EXTRACTED INFORMATION:
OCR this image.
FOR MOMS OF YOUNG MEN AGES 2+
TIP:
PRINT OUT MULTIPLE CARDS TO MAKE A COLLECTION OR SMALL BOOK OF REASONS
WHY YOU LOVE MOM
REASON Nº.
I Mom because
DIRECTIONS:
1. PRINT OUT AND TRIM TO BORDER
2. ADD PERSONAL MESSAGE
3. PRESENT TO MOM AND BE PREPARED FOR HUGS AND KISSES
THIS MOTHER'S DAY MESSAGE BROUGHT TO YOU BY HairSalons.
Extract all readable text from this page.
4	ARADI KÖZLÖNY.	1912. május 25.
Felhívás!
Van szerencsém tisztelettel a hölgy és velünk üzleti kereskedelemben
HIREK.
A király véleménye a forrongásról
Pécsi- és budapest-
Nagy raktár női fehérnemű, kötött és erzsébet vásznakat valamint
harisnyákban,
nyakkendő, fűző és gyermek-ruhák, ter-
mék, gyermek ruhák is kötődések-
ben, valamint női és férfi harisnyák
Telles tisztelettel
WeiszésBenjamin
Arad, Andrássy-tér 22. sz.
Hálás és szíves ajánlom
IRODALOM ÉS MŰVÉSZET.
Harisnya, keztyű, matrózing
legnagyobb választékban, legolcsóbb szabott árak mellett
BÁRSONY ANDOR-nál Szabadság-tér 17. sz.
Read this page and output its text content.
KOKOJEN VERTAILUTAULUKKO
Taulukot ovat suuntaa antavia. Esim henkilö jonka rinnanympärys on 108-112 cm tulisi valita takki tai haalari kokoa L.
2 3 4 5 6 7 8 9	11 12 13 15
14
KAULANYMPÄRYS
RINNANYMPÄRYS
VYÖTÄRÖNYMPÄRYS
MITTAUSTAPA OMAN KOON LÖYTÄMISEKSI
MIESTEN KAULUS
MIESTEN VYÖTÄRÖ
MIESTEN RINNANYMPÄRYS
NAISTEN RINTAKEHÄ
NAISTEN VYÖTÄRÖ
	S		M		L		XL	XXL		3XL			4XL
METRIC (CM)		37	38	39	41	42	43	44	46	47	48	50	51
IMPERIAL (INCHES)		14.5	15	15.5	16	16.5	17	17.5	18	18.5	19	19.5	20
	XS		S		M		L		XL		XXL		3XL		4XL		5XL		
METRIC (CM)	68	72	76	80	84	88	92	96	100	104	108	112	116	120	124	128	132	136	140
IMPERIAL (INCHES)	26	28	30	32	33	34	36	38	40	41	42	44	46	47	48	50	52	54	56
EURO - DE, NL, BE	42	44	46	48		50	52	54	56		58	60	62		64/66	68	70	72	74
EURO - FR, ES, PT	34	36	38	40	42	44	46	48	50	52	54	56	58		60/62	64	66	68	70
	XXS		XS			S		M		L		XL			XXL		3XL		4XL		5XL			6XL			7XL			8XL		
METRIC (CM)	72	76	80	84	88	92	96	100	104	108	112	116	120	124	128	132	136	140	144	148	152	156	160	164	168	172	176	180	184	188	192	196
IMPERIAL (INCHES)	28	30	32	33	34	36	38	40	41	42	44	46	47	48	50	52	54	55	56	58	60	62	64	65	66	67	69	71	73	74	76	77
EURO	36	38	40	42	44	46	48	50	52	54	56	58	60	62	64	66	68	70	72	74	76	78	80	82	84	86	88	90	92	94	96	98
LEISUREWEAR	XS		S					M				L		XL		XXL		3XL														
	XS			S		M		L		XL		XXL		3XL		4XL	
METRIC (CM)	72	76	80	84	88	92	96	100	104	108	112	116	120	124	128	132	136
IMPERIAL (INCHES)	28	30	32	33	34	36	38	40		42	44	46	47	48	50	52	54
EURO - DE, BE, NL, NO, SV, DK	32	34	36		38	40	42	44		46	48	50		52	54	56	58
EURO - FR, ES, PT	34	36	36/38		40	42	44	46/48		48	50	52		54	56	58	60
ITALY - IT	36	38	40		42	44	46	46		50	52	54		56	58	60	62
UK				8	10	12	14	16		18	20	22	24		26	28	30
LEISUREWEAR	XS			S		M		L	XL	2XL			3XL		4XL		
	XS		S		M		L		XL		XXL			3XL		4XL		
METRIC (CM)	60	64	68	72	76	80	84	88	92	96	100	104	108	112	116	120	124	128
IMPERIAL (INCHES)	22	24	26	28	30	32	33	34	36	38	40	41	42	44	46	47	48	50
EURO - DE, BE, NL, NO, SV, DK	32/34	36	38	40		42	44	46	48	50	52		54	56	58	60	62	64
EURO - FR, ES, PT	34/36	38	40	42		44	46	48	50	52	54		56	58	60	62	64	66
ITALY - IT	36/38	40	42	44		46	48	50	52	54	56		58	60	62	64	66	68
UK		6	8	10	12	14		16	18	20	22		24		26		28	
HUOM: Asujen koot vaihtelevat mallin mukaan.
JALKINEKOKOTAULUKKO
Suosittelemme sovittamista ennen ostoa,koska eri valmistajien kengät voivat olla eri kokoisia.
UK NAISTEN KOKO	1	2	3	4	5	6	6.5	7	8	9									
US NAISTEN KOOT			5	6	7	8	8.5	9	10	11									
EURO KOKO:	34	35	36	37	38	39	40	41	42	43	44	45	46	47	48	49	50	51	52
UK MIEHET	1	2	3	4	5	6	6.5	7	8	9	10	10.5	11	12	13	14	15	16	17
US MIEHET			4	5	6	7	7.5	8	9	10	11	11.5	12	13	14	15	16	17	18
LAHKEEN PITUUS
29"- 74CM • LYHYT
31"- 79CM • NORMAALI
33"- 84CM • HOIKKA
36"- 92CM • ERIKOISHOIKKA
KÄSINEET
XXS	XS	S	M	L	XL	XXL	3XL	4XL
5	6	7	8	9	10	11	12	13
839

AIM OF THE EXERCISE: Find the word "INCHES" in the entries above and gather every line that holds it.

EXERCISE RESULT:
IMPERIAL (INCHES)		14.5	15	15.5	16	16.5	17	17.5	18	18.5	19	19.5	20
IMPERIAL (INCHES)	26	28	30	32	33	34	36	38	40	41	42	44	46	47	48	50	52	54	56
IMPERIAL (INCHES)	28	30	32	33	34	36	38	40	41	42	44	46	47	48	50	52	54	55	56	58	60	62	64	65	66	67	69	71	73	74	76	77
IMPERIAL (INCHES)	28	30	32	33	34	36	38	40		42	44	46	47	48	50	52	54
IMPERIAL (INCHES)	22	24	26	28	30	32	33	34	36	38	40	41	42	44	46	47	48	50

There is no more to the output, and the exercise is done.